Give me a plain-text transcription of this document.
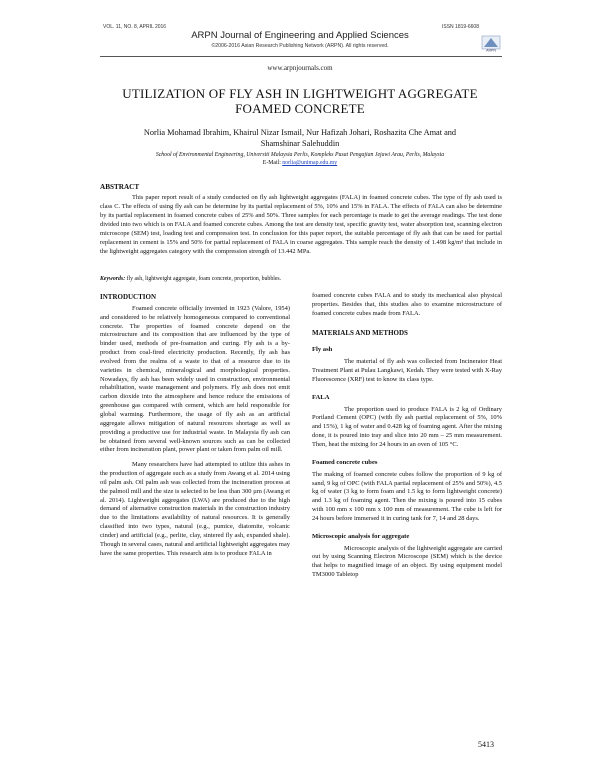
VOL. 11, NO. 8, APRIL 2016	ISSN 1819-6608
ARPN Journal of Engineering and Applied Sciences
©2006-2016 Asian Research Publishing Network (ARPN). All rights reserved.
ARPN
www.arpnjournals.com
UTILIZATION OF FLY ASH IN LIGHTWEIGHT AGGREGATE
FOAMED CONCRETE
Norlia Mohamad Ibrahim, Khairul Nizar Ismail, Nur Hafizah Johari, Roshazita Che Amat and
Shamshinar Salehuddin
School of Environmental Engineering, Universiti Malaysia Perlis, Kompleks Pusat Pengajian Jejawi Arau, Perlis, Malaysia
E-Mail: norlia@unimap.edu.my
ABSTRACT
This paper report result of a study conducted on fly ash lightweight aggregates (FALA) in foamed concrete cubes. The type of fly ash used is class C. The effects of using fly ash can be determine by its partial replacement of 5%, 10% and 15% in FALA. The effects of FALA can also be determine by its partial replacement in foamed concrete cubes of 25% and 50%. Three samples for each percentage is made to get the average readings. The test done divided into two which is on FALA and foamed concrete cubes. Among the test are density test, specific gravity test, water absorption test, scanning electron microscope (SEM) test, loading test and compression test. In conclusion for this paper report, the suitable percentage of fly ash that can be used for partial replacement in cement is 15% and 50% for partial replacement of FALA in coarse aggregates. This sample reach the density of 1.498 kg/m³ that include in the lightweight aggregates category with the compression strength of 13.442 MPa.
Keywords: fly ash, lightweight aggregate, foam concrete, proportion, bubbles.
INTRODUCTION

Foamed concrete officially invented in 1923 (Valore, 1954) and considered to be relatively homogeneous compared to conventional concrete. The properties of foamed concrete depend on the microstructure and its composition that are influenced by the type of binder used, methods of pre-foamation and curing. Fly ash is a by-product from coal-fired electricity production. Recently, fly ash has evolved from the realms of a waste to that of a resource due to its varieties in chemical, mineralogical and morphological properties. Nowadays, fly ash has been widely used in construction, environmental rehabilitation, waste management and polymers. Fly ash does not emit carbon dioxide into the atmosphere and hence reduce the emissions of greenhouse gas compared with cement, which are held responsible for global warming. Furthermore, the usage of fly ash as an artificial aggregate allows mitigation of natural resources shortage as well as providing a productive use for industrial waste. In Malaysia fly ash can be obtained from several well-known sources such as can be collected either from incineration plant, power plant or taken from palm oil mill.

Many researchers have had attempted to utilize this ashes in the production of aggregate such as a study from Awang et al. 2014 using oil palm ash. Oil palm ash was collected from the incineration process at the palmoil mill and the size is selected to be less than 300 µm (Awang et al. 2014). Lightweight aggregates (LWA) are produced due to the high demand of alternative construction materials in the construction industry due to the limitations availability of natural resources. It is generally classified into two types, natural (e.g., pumice, diatomite, volcanic cinder) and artificial (e.g., perlite, clay, sintered fly ash, expanded shale). Though in several cases, natural and artificial lightweight aggregates may have the same properties. This research aim is to produce FALA in

foamed concrete cubes FALA and to study its mechanical also physical properties. Besides that, this studies also to examine microstructure of foamed concrete cubes made from FALA.

MATERIALS AND METHODS
Fly ash

The material of fly ash was collected from Incinerator Heat Treatment Plant at Pulau Langkawi, Kedah. They were tested with X-Ray Fluorescence (XRF) test to know its class type.

FALA

The proportion used to produce FALA is 2 kg of Ordinary Portland Cement (OPC) (with fly ash partial replacement of 5%, 10% and 15%), 1 kg of water and 0.428 kg of foaming agent. After the mixing done, it is poured into tray and slice into 20 mm – 25 mm measurement. Then, heat the mixing for 24 hours in an oven of 105 °C.

Foamed concrete cubes

The making of foamed concrete cubes follow the proportion of 9 kg of sand, 9 kg of OPC (with FALA partial replacement of 25% and 50%), 4.5 kg of water (3 kg to form foam and 1.5 kg to form lightweight concrete) and 1.3 kg of foaming agent. Then the mixing is poured into 15 cubes with 100 mm x 100 mm x 100 mm of measurement. The cube is left for 24 hours before immersed it in curing tank for 7, 14 and 28 days.

Microscopic analysis for aggregate

Microscopic analysis of the lightweight aggregate are carried out by using Scanning Electron Microscope (SEM) which is the device that helps to magnified image of an object. By using equipment model TM3000 Tabletop

5413
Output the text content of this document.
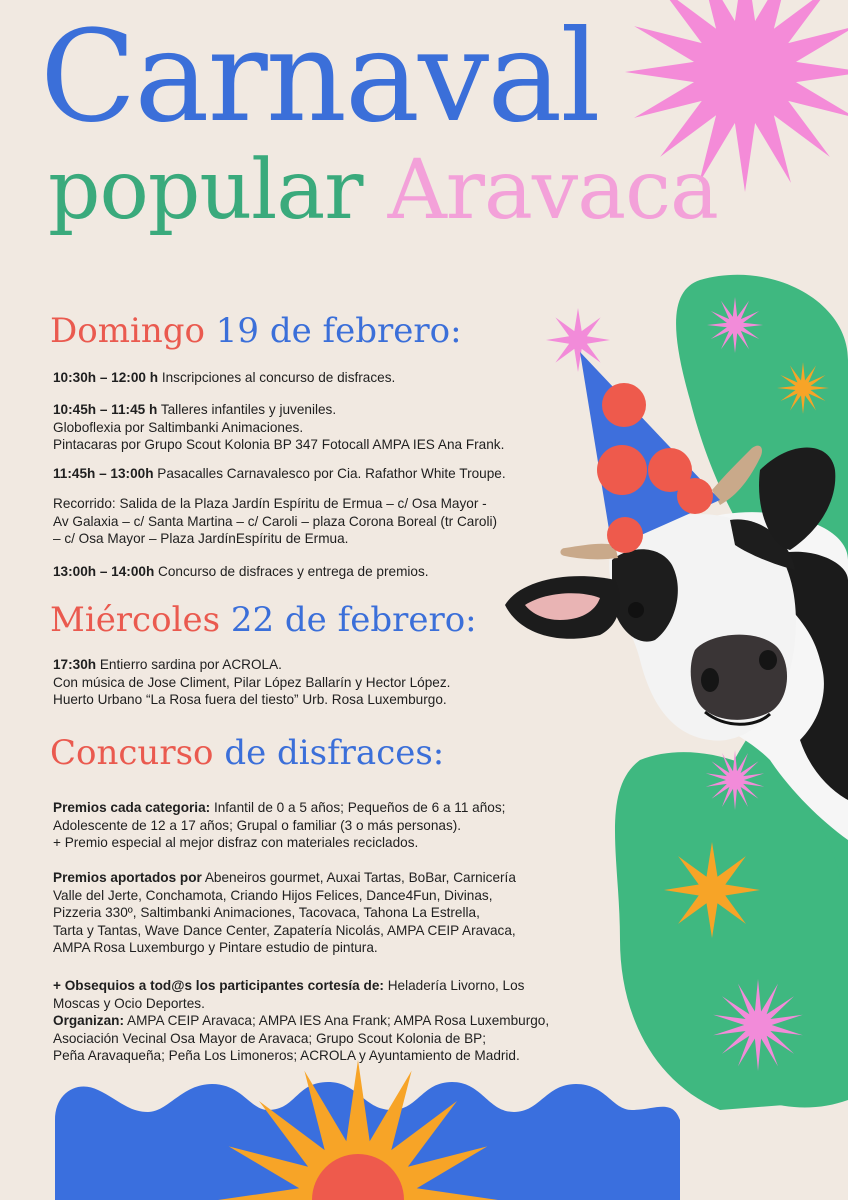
Carnaval
popular Aravaca
Domingo 19 de febrero:
10:30h – 12:00 h Inscripciones al concurso de disfraces.
10:45h – 11:45 h Talleres infantiles y juveniles.
Globoflexia por Saltimbanki Animaciones.
Pintacaras por Grupo Scout Kolonia BP 347 Fotocall AMPA IES Ana Frank.
11:45h – 13:00h Pasacalles Carnavalesco por Cia. Rafathor White Troupe.
Recorrido: Salida de la Plaza Jardín Espíritu de Ermua – c/ Osa Mayor -
Av Galaxia – c/ Santa Martina – c/ Caroli – plaza Corona Boreal (tr Caroli)
– c/ Osa Mayor – Plaza JardínEspíritu de Ermua.
13:00h – 14:00h Concurso de disfraces y entrega de premios.
Miércoles 22 de febrero:
17:30h Entierro sardina por ACROLA.
Con música de Jose Climent, Pilar López Ballarín y Hector López.
Huerto Urbano “La Rosa fuera del tiesto” Urb. Rosa Luxemburgo.
Concurso de disfraces:
Premios cada categoria: Infantil de 0 a 5 años; Pequeños de 6 a 11 años;
Adolescente de 12 a 17 años; Grupal o familiar (3 o más personas).
+ Premio especial al mejor disfraz con materiales reciclados.
Premios aportados por Abeneiros gourmet, Auxai Tartas, BoBar, Carnicería
Valle del Jerte, Conchamota, Criando Hijos Felices, Dance4Fun, Divinas,
Pizzeria 330º, Saltimbanki Animaciones, Tacovaca, Tahona La Estrella,
Tarta y Tantas, Wave Dance Center, Zapatería Nicolás, AMPA CEIP Aravaca,
AMPA Rosa Luxemburgo y Pintare estudio de pintura.
+ Obsequios a tod@s los participantes cortesía de: Heladería Livorno, Los
Moscas y Ocio Deportes.
Organizan: AMPA CEIP Aravaca; AMPA IES Ana Frank; AMPA Rosa Luxemburgo,
Asociación Vecinal Osa Mayor de Aravaca; Grupo Scout Kolonia de BP;
Peña Aravaqueña; Peña Los Limoneros; ACROLA y Ayuntamiento de Madrid.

━━━━━━━━━━━━━━━━━━━━━━━━━━━━━━

## [Objective]
Transcribe the full listing above exactly, with the images removed.

## [Result]
Give me a plain-text transcription of this document.
VOL. 11, NO. 8, APRIL 2016	ISSN 1819-6608
ARPN Journal of Engineering and Applied Sciences
©2006-2016 Asian Research Publishing Network (ARPN). All rights reserved.
ARPN
www.arpnjournals.com
UTILIZATION OF FLY ASH IN LIGHTWEIGHT AGGREGATE
FOAMED CONCRETE
Norlia Mohamad Ibrahim, Khairul Nizar Ismail, Nur Hafizah Johari, Roshazita Che Amat and
Shamshinar Salehuddin
School of Environmental Engineering, Universiti Malaysia Perlis, Kompleks Pusat Pengajian Jejawi Arau, Perlis, Malaysia
E-Mail: norlia@unimap.edu.my
ABSTRACT
This paper report result of a study conducted on fly ash lightweight aggregates (FALA) in foamed concrete cubes. The type of fly ash used is class C. The effects of using fly ash can be determine by its partial replacement of 5%, 10% and 15% in FALA. The effects of FALA can also be determine by its partial replacement in foamed concrete cubes of 25% and 50%. Three samples for each percentage is made to get the average readings. The test done divided into two which is on FALA and foamed concrete cubes. Among the test are density test, specific gravity test, water absorption test, scanning electron microscope (SEM) test, loading test and compression test. In conclusion for this paper report, the suitable percentage of fly ash that can be used for partial replacement in cement is 15% and 50% for partial replacement of FALA in coarse aggregates. This sample reach the density of 1.498 kg/m³ that include in the lightweight aggregates category with the compression strength of 13.442 MPa.
Keywords: fly ash, lightweight aggregate, foam concrete, proportion, bubbles.
INTRODUCTION

Foamed concrete officially invented in 1923 (Valore, 1954) and considered to be relatively homogeneous compared to conventional concrete. The properties of foamed concrete depend on the microstructure and its composition that are influenced by the type of binder used, methods of pre-foamation and curing. Fly ash is a by-product from coal-fired electricity production. Recently, fly ash has evolved from the realms of a waste to that of a resource due to its varieties in chemical, mineralogical and morphological properties. Nowadays, fly ash has been widely used in construction, environmental rehabilitation, waste management and polymers. Fly ash does not emit carbon dioxide into the atmosphere and hence reduce the emissions of greenhouse gas compared with cement, which are held responsible for global warming. Furthermore, the usage of fly ash as an artificial aggregate allows mitigation of natural resources shortage as well as providing a productive use for industrial waste. In Malaysia fly ash can be obtained from several well-known sources such as can be collected either from incineration plant, power plant or taken from palm oil mill.

Many researchers have had attempted to utilize this ashes in the production of aggregate such as a study from Awang et al. 2014 using oil palm ash. Oil palm ash was collected from the incineration process at the palmoil mill and the size is selected to be less than 300 µm (Awang et al. 2014). Lightweight aggregates (LWA) are produced due to the high demand of alternative construction materials in the construction industry due to the limitations availability of natural resources. It is generally classified into two types, natural (e.g., pumice, diatomite, volcanic cinder) and artificial (e.g., perlite, clay, sintered fly ash, expanded shale). Though in several cases, natural and artificial lightweight aggregates may have the same properties. This research aim is to produce FALA in

foamed concrete cubes FALA and to study its mechanical also physical properties. Besides that, this studies also to examine microstructure of foamed concrete cubes made from FALA.

MATERIALS AND METHODS
Fly ash

The material of fly ash was collected from Incinerator Heat Treatment Plant at Pulau Langkawi, Kedah. They were tested with X-Ray Fluorescence (XRF) test to know its class type.

FALA

The proportion used to produce FALA is 2 kg of Ordinary Portland Cement (OPC) (with fly ash partial replacement of 5%, 10% and 15%), 1 kg of water and 0.428 kg of foaming agent. After the mixing done, it is poured into tray and slice into 20 mm – 25 mm measurement. Then, heat the mixing for 24 hours in an oven of 105 °C.

Foamed concrete cubes

The making of foamed concrete cubes follow the proportion of 9 kg of sand, 9 kg of OPC (with FALA partial replacement of 25% and 50%), 4.5 kg of water (3 kg to form foam and 1.5 kg to form lightweight concrete) and 1.3 kg of foaming agent. Then the mixing is poured into 15 cubes with 100 mm x 100 mm x 100 mm of measurement. The cube is left for 24 hours before immersed it in curing tank for 7, 14 and 28 days.

Microscopic analysis for aggregate

Microscopic analysis of the lightweight aggregate are carried out by using Scanning Electron Microscope (SEM) which is the device that helps to magnified image of an object. By using equipment model TM3000 Tabletop

5413
Output the text content of this document.
Carnaval
popular Aravaca
Domingo 19 de febrero:
10:30h – 12:00 h Inscripciones al concurso de disfraces.
10:45h – 11:45 h Talleres infantiles y juveniles.
Globoflexia por Saltimbanki Animaciones.
Pintacaras por Grupo Scout Kolonia BP 347 Fotocall AMPA IES Ana Frank.
11:45h – 13:00h Pasacalles Carnavalesco por Cia. Rafathor White Troupe.
Recorrido: Salida de la Plaza Jardín Espíritu de Ermua – c/ Osa Mayor -
Av Galaxia – c/ Santa Martina – c/ Caroli – plaza Corona Boreal (tr Caroli)
– c/ Osa Mayor – Plaza JardínEspíritu de Ermua.
13:00h – 14:00h Concurso de disfraces y entrega de premios.
Miércoles 22 de febrero:
17:30h Entierro sardina por ACROLA.
Con música de Jose Climent, Pilar López Ballarín y Hector López.
Huerto Urbano “La Rosa fuera del tiesto” Urb. Rosa Luxemburgo.
Concurso de disfraces:
Premios cada categoria: Infantil de 0 a 5 años; Pequeños de 6 a 11 años;
Adolescente de 12 a 17 años; Grupal o familiar (3 o más personas).
+ Premio especial al mejor disfraz con materiales reciclados.
Premios aportados por Abeneiros gourmet, Auxai Tartas, BoBar, Carnicería
Valle del Jerte, Conchamota, Criando Hijos Felices, Dance4Fun, Divinas,
Pizzeria 330º, Saltimbanki Animaciones, Tacovaca, Tahona La Estrella,
Tarta y Tantas, Wave Dance Center, Zapatería Nicolás, AMPA CEIP Aravaca,
AMPA Rosa Luxemburgo y Pintare estudio de pintura.
+ Obsequios a tod@s los participantes cortesía de: Heladería Livorno, Los
Moscas y Ocio Deportes.
Organizan: AMPA CEIP Aravaca; AMPA IES Ana Frank; AMPA Rosa Luxemburgo,
Asociación Vecinal Osa Mayor de Aravaca; Grupo Scout Kolonia de BP;
Peña Aravaqueña; Peña Los Limoneros; ACROLA y Ayuntamiento de Madrid.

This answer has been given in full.